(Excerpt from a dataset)
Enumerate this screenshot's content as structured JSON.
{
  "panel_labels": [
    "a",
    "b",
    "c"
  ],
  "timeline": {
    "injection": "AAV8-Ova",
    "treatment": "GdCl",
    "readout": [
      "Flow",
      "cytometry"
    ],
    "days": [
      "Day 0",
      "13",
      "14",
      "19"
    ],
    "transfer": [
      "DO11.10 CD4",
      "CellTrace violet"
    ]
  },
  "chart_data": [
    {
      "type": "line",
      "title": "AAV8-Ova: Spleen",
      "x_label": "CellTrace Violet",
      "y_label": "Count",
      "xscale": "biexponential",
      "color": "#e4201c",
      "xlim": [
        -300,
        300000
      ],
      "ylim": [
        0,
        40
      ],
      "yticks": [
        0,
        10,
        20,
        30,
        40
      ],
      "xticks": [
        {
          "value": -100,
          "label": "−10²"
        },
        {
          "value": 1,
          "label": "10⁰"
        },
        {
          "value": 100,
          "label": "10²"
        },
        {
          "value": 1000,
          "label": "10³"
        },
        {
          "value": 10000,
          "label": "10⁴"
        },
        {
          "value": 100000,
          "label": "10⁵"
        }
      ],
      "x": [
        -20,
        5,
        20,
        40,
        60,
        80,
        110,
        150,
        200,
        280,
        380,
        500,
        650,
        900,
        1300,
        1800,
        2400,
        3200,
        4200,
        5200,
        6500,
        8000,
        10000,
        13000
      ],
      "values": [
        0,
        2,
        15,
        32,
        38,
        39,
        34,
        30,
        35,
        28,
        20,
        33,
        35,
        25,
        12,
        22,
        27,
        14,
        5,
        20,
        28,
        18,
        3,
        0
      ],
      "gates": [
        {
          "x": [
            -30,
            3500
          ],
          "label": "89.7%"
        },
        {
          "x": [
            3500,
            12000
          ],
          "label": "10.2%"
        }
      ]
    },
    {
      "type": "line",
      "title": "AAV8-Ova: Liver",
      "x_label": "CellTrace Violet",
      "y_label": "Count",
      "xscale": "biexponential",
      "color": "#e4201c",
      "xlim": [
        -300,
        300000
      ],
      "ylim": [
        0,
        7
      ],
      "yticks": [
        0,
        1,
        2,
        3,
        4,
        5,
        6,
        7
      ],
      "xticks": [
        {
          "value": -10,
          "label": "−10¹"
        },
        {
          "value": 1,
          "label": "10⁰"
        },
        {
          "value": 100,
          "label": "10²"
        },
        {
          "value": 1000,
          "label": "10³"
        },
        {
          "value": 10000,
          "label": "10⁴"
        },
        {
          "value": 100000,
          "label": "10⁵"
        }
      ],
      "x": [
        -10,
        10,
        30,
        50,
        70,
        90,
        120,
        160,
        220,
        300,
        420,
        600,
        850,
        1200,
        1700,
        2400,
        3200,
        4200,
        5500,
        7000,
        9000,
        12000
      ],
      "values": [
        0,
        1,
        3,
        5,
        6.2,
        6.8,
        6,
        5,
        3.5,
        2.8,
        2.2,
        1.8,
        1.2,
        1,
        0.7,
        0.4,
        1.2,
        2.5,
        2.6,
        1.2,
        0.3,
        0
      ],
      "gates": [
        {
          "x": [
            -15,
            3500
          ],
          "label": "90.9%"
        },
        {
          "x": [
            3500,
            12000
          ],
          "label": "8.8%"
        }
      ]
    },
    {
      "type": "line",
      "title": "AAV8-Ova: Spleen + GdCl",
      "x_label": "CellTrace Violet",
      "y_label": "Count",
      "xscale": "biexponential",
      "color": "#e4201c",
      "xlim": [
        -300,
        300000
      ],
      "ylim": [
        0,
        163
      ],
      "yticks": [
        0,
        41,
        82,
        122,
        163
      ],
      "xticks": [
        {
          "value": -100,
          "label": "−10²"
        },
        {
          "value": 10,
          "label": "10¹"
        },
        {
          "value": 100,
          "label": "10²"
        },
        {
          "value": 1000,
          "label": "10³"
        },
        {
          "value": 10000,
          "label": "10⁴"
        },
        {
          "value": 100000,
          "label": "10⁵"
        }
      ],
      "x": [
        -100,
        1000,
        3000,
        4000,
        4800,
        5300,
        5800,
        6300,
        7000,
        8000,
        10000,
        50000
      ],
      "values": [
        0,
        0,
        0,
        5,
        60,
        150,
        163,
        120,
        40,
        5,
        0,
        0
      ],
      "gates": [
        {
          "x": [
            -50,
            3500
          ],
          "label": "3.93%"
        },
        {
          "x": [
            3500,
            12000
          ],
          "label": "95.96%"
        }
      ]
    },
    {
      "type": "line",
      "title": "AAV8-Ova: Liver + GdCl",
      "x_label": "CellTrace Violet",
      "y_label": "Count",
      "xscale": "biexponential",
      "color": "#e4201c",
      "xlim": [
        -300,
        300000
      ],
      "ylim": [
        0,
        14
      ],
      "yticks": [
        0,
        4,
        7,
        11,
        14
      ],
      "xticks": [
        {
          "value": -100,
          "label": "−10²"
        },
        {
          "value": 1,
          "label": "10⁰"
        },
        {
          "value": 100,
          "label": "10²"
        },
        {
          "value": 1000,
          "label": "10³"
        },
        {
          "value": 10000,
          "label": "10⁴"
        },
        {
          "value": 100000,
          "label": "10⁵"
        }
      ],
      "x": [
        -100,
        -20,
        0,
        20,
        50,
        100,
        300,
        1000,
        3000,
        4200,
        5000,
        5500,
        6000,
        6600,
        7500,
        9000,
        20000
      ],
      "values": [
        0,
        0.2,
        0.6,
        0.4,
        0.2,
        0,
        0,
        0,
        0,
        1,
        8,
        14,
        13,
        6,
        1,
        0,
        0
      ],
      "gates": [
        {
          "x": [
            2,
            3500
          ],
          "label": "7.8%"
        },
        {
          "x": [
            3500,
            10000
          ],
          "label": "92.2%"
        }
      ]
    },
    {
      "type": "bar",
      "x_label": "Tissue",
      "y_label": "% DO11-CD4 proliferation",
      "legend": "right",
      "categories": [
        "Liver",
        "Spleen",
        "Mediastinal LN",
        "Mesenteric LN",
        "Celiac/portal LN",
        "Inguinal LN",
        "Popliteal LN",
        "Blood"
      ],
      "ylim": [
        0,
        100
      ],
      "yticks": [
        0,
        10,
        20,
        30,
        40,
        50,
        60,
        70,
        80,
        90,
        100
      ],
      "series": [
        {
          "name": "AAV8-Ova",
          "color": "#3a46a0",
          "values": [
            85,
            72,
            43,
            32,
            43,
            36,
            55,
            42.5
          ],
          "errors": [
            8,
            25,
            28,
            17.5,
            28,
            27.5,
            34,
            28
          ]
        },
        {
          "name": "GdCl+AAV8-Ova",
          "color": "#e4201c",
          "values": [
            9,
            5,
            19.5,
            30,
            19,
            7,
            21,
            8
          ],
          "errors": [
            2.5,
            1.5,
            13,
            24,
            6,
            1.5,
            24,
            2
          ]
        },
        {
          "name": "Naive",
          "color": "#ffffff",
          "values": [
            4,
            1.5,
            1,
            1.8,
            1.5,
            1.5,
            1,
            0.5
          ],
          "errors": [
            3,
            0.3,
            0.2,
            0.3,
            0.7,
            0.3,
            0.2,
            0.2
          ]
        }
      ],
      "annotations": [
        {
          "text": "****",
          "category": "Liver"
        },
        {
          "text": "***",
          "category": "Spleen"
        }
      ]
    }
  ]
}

GIVEN EXERCISE
Repeat the records above exactly, from the first line to the last.

EXERCISE RESPONSE
Enumerate this screenshot's content as structured JSON.
{
  "panel_labels": [
    "a",
    "b",
    "c"
  ],
  "timeline": {
    "injection": "AAV8-Ova",
    "treatment": "GdCl",
    "readout": [
      "Flow",
      "cytometry"
    ],
    "days": [
      "Day 0",
      "13",
      "14",
      "19"
    ],
    "transfer": [
      "DO11.10 CD4",
      "CellTrace violet"
    ]
  },
  "chart_data": [
    {
      "type": "line",
      "title": "AAV8-Ova: Spleen",
      "x_label": "CellTrace Violet",
      "y_label": "Count",
      "xscale": "biexponential",
      "color": "#e4201c",
      "xlim": [
        -300,
        300000
      ],
      "ylim": [
        0,
        40
      ],
      "yticks": [
        0,
        10,
        20,
        30,
        40
      ],
      "xticks": [
        {
          "value": -100,
          "label": "−10²"
        },
        {
          "value": 1,
          "label": "10⁰"
        },
        {
          "value": 100,
          "label": "10²"
        },
        {
          "value": 1000,
          "label": "10³"
        },
        {
          "value": 10000,
          "label": "10⁴"
        },
        {
          "value": 100000,
          "label": "10⁵"
        }
      ],
      "x": [
        -20,
        5,
        20,
        40,
        60,
        80,
        110,
        150,
        200,
        280,
        380,
        500,
        650,
        900,
        1300,
        1800,
        2400,
        3200,
        4200,
        5200,
        6500,
        8000,
        10000,
        13000
      ],
      "values": [
        0,
        2,
        15,
        32,
        38,
        39,
        34,
        30,
        35,
        28,
        20,
        33,
        35,
        25,
        12,
        22,
        27,
        14,
        5,
        20,
        28,
        18,
        3,
        0
      ],
      "gates": [
        {
          "x": [
            -30,
            3500
          ],
          "label": "89.7%"
        },
        {
          "x": [
            3500,
            12000
          ],
          "label": "10.2%"
        }
      ]
    },
    {
      "type": "line",
      "title": "AAV8-Ova: Liver",
      "x_label": "CellTrace Violet",
      "y_label": "Count",
      "xscale": "biexponential",
      "color": "#e4201c",
      "xlim": [
        -300,
        300000
      ],
      "ylim": [
        0,
        7
      ],
      "yticks": [
        0,
        1,
        2,
        3,
        4,
        5,
        6,
        7
      ],
      "xticks": [
        {
          "value": -10,
          "label": "−10¹"
        },
        {
          "value": 1,
          "label": "10⁰"
        },
        {
          "value": 100,
          "label": "10²"
        },
        {
          "value": 1000,
          "label": "10³"
        },
        {
          "value": 10000,
          "label": "10⁴"
        },
        {
          "value": 100000,
          "label": "10⁵"
        }
      ],
      "x": [
        -10,
        10,
        30,
        50,
        70,
        90,
        120,
        160,
        220,
        300,
        420,
        600,
        850,
        1200,
        1700,
        2400,
        3200,
        4200,
        5500,
        7000,
        9000,
        12000
      ],
      "values": [
        0,
        1,
        3,
        5,
        6.2,
        6.8,
        6,
        5,
        3.5,
        2.8,
        2.2,
        1.8,
        1.2,
        1,
        0.7,
        0.4,
        1.2,
        2.5,
        2.6,
        1.2,
        0.3,
        0
      ],
      "gates": [
        {
          "x": [
            -15,
            3500
          ],
          "label": "90.9%"
        },
        {
          "x": [
            3500,
            12000
          ],
          "label": "8.8%"
        }
      ]
    },
    {
      "type": "line",
      "title": "AAV8-Ova: Spleen + GdCl",
      "x_label": "CellTrace Violet",
      "y_label": "Count",
      "xscale": "biexponential",
      "color": "#e4201c",
      "xlim": [
        -300,
        300000
      ],
      "ylim": [
        0,
        163
      ],
      "yticks": [
        0,
        41,
        82,
        122,
        163
      ],
      "xticks": [
        {
          "value": -100,
          "label": "−10²"
        },
        {
          "value": 10,
          "label": "10¹"
        },
        {
          "value": 100,
          "label": "10²"
        },
        {
          "value": 1000,
          "label": "10³"
        },
        {
          "value": 10000,
          "label": "10⁴"
        },
        {
          "value": 100000,
          "label": "10⁵"
        }
      ],
      "x": [
        -100,
        1000,
        3000,
        4000,
        4800,
        5300,
        5800,
        6300,
        7000,
        8000,
        10000,
        50000
      ],
      "values": [
        0,
        0,
        0,
        5,
        60,
        150,
        163,
        120,
        40,
        5,
        0,
        0
      ],
      "gates": [
        {
          "x": [
            -50,
            3500
          ],
          "label": "3.93%"
        },
        {
          "x": [
            3500,
            12000
          ],
          "label": "95.96%"
        }
      ]
    },
    {
      "type": "line",
      "title": "AAV8-Ova: Liver + GdCl",
      "x_label": "CellTrace Violet",
      "y_label": "Count",
      "xscale": "biexponential",
      "color": "#e4201c",
      "xlim": [
        -300,
        300000
      ],
      "ylim": [
        0,
        14
      ],
      "yticks": [
        0,
        4,
        7,
        11,
        14
      ],
      "xticks": [
        {
          "value": -100,
          "label": "−10²"
        },
        {
          "value": 1,
          "label": "10⁰"
        },
        {
          "value": 100,
          "label": "10²"
        },
        {
          "value": 1000,
          "label": "10³"
        },
        {
          "value": 10000,
          "label": "10⁴"
        },
        {
          "value": 100000,
          "label": "10⁵"
        }
      ],
      "x": [
        -100,
        -20,
        0,
        20,
        50,
        100,
        300,
        1000,
        3000,
        4200,
        5000,
        5500,
        6000,
        6600,
        7500,
        9000,
        20000
      ],
      "values": [
        0,
        0.2,
        0.6,
        0.4,
        0.2,
        0,
        0,
        0,
        0,
        1,
        8,
        14,
        13,
        6,
        1,
        0,
        0
      ],
      "gates": [
        {
          "x": [
            2,
            3500
          ],
          "label": "7.8%"
        },
        {
          "x": [
            3500,
            10000
          ],
          "label": "92.2%"
        }
      ]
    },
    {
      "type": "bar",
      "x_label": "Tissue",
      "y_label": "% DO11-CD4 proliferation",
      "legend": "right",
      "categories": [
        "Liver",
        "Spleen",
        "Mediastinal LN",
        "Mesenteric LN",
        "Celiac/portal LN",
        "Inguinal LN",
        "Popliteal LN",
        "Blood"
      ],
      "ylim": [
        0,
        100
      ],
      "yticks": [
        0,
        10,
        20,
        30,
        40,
        50,
        60,
        70,
        80,
        90,
        100
      ],
      "series": [
        {
          "name": "AAV8-Ova",
          "color": "#3a46a0",
          "values": [
            85,
            72,
            43,
            32,
            43,
            36,
            55,
            42.5
          ],
          "errors": [
            8,
            25,
            28,
            17.5,
            28,
            27.5,
            34,
            28
          ]
        },
        {
          "name": "GdCl+AAV8-Ova",
          "color": "#e4201c",
          "values": [
            9,
            5,
            19.5,
            30,
            19,
            7,
            21,
            8
          ],
          "errors": [
            2.5,
            1.5,
            13,
            24,
            6,
            1.5,
            24,
            2
          ]
        },
        {
          "name": "Naive",
          "color": "#ffffff",
          "values": [
            4,
            1.5,
            1,
            1.8,
            1.5,
            1.5,
            1,
            0.5
          ],
          "errors": [
            3,
            0.3,
            0.2,
            0.3,
            0.7,
            0.3,
            0.2,
            0.2
          ]
        }
      ],
      "annotations": [
        {
          "text": "****",
          "category": "Liver"
        },
        {
          "text": "***",
          "category": "Spleen"
        }
      ]
    }
  ]
}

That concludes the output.